### OBJECTIVE
Filter out everything except lines holding "Kaine".

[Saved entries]
►
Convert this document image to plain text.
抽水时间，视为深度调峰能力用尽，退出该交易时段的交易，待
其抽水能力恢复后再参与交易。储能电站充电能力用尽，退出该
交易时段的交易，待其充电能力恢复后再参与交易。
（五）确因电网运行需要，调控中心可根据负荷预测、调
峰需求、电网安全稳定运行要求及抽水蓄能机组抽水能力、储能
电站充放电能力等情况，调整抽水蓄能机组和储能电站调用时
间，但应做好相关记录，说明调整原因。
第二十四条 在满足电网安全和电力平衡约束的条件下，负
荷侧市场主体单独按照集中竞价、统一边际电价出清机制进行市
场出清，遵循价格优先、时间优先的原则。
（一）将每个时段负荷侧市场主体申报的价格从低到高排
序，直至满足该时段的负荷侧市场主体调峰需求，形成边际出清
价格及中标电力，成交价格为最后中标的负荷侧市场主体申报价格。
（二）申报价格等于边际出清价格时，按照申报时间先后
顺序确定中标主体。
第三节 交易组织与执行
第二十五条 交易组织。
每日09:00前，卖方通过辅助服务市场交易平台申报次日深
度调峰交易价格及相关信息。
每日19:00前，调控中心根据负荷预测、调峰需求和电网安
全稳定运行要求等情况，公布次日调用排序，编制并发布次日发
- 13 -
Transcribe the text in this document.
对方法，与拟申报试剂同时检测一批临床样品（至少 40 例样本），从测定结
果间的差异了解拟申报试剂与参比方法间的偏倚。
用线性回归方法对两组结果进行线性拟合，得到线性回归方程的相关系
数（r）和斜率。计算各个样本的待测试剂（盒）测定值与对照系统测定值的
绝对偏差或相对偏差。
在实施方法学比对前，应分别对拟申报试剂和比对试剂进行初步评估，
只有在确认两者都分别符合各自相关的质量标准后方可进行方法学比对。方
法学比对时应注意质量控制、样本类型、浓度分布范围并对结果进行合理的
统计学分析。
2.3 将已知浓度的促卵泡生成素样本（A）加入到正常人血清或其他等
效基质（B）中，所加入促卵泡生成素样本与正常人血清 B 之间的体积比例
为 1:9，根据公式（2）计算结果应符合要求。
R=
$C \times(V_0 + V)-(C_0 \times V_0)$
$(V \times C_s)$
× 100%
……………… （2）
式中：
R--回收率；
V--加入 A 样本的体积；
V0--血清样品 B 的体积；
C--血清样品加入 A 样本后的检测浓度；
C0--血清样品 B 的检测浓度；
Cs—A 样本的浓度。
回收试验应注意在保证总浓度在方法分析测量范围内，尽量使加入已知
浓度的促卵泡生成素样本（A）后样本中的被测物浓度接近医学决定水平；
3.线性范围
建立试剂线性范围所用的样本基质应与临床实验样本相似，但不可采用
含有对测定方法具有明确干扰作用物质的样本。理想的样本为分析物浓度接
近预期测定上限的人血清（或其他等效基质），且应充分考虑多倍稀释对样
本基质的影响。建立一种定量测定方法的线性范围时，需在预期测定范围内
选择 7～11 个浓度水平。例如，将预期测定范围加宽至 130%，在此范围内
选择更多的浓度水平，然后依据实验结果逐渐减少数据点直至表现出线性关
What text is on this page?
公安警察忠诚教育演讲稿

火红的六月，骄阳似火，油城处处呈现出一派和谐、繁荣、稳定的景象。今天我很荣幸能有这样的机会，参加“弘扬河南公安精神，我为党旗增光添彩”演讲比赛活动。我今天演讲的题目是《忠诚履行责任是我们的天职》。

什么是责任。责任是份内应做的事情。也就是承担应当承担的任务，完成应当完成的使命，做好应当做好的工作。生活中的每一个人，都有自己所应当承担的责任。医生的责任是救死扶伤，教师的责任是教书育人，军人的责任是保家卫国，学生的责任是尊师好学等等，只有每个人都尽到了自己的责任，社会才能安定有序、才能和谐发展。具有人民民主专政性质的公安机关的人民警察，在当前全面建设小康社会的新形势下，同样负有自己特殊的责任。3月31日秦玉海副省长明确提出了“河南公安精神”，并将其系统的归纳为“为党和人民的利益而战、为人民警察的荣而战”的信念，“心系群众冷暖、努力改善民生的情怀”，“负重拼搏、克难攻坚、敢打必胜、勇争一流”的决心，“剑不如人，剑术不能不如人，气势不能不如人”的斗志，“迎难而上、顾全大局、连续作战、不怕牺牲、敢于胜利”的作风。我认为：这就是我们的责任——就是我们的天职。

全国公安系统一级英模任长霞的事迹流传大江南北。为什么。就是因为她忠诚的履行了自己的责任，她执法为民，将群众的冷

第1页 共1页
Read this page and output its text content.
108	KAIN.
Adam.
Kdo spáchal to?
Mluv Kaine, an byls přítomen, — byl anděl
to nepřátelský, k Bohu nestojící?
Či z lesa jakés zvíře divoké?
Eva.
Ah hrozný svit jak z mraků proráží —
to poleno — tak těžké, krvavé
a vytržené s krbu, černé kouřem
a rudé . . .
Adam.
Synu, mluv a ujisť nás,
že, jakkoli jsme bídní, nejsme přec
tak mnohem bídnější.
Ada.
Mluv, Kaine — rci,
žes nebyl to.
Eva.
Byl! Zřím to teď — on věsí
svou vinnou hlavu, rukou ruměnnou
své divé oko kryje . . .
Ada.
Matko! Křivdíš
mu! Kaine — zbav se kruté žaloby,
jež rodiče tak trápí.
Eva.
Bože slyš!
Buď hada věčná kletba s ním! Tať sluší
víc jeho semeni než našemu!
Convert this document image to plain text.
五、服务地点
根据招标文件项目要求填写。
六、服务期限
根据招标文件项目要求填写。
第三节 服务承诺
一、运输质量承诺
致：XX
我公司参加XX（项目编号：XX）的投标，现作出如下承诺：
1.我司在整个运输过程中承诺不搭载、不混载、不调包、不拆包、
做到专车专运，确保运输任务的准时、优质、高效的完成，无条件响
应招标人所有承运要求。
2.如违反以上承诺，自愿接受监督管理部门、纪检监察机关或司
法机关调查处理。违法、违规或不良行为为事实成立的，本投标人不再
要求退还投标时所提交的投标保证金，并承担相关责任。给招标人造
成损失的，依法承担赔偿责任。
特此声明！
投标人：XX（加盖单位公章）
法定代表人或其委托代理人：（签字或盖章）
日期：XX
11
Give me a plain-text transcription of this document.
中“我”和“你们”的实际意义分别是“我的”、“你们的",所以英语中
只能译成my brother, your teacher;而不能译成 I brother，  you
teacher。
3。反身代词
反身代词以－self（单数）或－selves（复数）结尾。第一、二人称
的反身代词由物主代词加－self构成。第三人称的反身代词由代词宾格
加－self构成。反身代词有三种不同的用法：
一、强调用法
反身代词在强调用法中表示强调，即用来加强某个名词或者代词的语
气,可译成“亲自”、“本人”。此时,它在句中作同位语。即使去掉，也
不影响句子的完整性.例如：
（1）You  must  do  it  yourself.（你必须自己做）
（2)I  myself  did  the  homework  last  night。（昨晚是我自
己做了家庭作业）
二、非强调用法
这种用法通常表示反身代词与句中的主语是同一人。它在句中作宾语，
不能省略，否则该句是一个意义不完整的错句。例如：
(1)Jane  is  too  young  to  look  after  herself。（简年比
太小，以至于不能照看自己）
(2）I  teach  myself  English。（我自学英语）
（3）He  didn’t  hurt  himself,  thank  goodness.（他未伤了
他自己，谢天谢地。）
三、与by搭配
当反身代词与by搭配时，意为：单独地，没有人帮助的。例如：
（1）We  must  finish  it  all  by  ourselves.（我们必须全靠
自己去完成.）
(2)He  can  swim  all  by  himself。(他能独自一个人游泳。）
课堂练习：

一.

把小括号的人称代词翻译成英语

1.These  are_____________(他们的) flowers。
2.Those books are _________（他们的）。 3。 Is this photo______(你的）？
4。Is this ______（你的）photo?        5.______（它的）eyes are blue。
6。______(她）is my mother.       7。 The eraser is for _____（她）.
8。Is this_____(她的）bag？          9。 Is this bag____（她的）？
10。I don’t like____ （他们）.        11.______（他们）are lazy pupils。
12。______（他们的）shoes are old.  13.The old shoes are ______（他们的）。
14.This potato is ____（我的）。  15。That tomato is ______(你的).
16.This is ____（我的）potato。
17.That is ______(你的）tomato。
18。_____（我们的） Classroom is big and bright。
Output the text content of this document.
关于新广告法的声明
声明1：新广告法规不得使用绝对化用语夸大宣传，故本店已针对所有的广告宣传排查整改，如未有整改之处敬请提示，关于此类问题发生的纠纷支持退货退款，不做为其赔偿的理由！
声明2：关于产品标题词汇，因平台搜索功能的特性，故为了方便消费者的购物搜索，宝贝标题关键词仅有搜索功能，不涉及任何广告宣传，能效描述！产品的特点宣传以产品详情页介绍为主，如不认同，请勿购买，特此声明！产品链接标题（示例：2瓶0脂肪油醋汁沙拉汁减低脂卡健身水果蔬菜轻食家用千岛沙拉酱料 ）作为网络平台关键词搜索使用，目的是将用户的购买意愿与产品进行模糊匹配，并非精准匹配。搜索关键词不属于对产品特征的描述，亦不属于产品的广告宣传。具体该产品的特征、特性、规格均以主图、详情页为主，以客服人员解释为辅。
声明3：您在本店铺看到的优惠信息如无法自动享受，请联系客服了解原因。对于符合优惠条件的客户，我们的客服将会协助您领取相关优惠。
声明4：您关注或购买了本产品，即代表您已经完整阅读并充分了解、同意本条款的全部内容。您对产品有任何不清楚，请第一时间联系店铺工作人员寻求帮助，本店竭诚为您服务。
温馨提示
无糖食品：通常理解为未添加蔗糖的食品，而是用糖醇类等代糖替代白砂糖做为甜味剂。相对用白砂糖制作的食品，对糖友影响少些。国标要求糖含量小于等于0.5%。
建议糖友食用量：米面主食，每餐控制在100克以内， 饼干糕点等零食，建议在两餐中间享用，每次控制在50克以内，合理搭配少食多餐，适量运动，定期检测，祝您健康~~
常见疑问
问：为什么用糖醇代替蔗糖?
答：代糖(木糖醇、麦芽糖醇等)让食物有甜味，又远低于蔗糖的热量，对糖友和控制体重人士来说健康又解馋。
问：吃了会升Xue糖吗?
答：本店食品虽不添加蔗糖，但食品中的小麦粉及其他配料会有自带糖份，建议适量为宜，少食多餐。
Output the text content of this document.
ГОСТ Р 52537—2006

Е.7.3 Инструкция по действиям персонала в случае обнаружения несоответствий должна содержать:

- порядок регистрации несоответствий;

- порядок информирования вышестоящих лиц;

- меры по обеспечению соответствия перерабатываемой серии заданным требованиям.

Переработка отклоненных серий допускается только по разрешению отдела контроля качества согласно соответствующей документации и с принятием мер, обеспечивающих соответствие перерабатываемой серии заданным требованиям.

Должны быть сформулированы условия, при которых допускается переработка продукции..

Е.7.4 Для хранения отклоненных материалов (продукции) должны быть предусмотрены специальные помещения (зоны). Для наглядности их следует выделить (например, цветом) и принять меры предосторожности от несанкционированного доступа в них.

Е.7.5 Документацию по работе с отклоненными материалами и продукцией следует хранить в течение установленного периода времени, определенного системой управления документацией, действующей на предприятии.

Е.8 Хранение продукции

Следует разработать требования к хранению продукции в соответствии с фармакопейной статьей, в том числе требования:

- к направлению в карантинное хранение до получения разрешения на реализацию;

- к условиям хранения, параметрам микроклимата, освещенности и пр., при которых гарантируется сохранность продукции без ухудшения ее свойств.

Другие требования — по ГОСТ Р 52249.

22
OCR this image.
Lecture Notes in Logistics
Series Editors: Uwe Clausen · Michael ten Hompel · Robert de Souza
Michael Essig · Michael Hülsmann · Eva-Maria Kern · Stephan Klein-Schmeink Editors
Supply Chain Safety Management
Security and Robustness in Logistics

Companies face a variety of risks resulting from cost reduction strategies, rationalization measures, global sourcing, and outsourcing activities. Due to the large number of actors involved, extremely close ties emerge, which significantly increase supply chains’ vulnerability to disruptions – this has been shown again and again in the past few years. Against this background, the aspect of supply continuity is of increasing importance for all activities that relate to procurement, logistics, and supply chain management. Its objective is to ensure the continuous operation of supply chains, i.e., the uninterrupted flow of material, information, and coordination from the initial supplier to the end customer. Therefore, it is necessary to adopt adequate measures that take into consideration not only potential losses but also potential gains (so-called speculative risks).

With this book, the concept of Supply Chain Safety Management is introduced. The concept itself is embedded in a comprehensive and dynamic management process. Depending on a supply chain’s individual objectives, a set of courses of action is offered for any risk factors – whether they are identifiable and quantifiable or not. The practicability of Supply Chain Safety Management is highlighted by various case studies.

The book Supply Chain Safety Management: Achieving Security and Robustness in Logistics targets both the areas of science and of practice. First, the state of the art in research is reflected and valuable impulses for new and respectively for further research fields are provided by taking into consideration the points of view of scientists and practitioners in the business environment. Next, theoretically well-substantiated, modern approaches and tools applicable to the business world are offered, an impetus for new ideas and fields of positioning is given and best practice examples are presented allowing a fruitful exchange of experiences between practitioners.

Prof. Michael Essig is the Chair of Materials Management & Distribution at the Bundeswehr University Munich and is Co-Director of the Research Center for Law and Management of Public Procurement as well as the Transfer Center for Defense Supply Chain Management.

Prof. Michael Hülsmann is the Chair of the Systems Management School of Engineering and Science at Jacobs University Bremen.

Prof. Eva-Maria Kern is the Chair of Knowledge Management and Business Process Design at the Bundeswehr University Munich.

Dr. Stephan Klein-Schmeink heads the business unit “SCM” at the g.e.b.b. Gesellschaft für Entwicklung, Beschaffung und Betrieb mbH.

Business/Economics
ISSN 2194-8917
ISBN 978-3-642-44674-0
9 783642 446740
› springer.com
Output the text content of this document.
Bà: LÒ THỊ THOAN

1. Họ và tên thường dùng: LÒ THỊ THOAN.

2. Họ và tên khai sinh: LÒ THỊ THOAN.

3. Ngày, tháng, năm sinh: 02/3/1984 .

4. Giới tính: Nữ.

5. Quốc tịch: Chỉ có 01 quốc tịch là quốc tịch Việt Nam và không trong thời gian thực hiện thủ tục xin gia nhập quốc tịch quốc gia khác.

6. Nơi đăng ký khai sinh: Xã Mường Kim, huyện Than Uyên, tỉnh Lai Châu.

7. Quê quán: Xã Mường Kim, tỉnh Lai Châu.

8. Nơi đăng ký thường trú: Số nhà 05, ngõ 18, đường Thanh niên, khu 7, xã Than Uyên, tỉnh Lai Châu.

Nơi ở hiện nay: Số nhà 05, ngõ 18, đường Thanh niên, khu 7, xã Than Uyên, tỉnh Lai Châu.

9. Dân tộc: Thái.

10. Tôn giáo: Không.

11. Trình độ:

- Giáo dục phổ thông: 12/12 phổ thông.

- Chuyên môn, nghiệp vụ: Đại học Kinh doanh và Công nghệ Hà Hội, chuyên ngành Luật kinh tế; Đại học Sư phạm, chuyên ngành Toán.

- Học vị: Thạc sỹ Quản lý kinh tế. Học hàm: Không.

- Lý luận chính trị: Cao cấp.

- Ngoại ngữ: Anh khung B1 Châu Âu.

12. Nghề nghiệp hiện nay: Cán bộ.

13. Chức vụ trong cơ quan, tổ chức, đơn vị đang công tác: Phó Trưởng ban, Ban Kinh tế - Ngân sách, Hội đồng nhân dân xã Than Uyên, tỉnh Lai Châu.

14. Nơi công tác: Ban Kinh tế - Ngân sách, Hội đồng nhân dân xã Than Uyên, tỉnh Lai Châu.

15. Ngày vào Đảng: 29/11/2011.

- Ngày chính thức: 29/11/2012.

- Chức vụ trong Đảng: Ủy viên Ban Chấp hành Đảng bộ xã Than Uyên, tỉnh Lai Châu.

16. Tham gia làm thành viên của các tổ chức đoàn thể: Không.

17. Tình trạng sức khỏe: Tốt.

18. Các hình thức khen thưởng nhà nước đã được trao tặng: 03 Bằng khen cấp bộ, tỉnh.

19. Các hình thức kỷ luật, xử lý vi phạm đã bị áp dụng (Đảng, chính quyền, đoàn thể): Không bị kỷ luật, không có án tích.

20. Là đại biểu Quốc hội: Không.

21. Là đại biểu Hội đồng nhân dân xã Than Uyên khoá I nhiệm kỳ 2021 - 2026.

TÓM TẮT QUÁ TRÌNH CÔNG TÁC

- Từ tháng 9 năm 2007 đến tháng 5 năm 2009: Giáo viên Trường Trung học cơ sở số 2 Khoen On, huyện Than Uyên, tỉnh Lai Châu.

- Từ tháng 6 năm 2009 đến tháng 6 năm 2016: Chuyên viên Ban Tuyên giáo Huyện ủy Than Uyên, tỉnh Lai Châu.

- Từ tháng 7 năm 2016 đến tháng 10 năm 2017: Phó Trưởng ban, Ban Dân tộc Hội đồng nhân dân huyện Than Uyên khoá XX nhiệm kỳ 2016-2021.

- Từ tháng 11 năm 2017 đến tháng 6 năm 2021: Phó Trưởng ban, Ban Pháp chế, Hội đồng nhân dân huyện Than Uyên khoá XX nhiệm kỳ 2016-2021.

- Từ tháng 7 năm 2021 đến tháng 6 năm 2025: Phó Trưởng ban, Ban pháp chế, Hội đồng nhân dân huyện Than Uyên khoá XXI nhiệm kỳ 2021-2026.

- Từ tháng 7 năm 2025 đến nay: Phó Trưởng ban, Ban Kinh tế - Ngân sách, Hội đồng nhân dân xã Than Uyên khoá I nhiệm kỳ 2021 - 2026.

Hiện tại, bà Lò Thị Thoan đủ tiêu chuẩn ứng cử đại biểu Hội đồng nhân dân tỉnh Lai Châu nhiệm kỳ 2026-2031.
◄
### THE RESPONSE
Mluv Kaine, an byls přítomen, — byl anděl
Mluv, Kaine — rci,
mu! Kaine — zbav se kruté žaloby,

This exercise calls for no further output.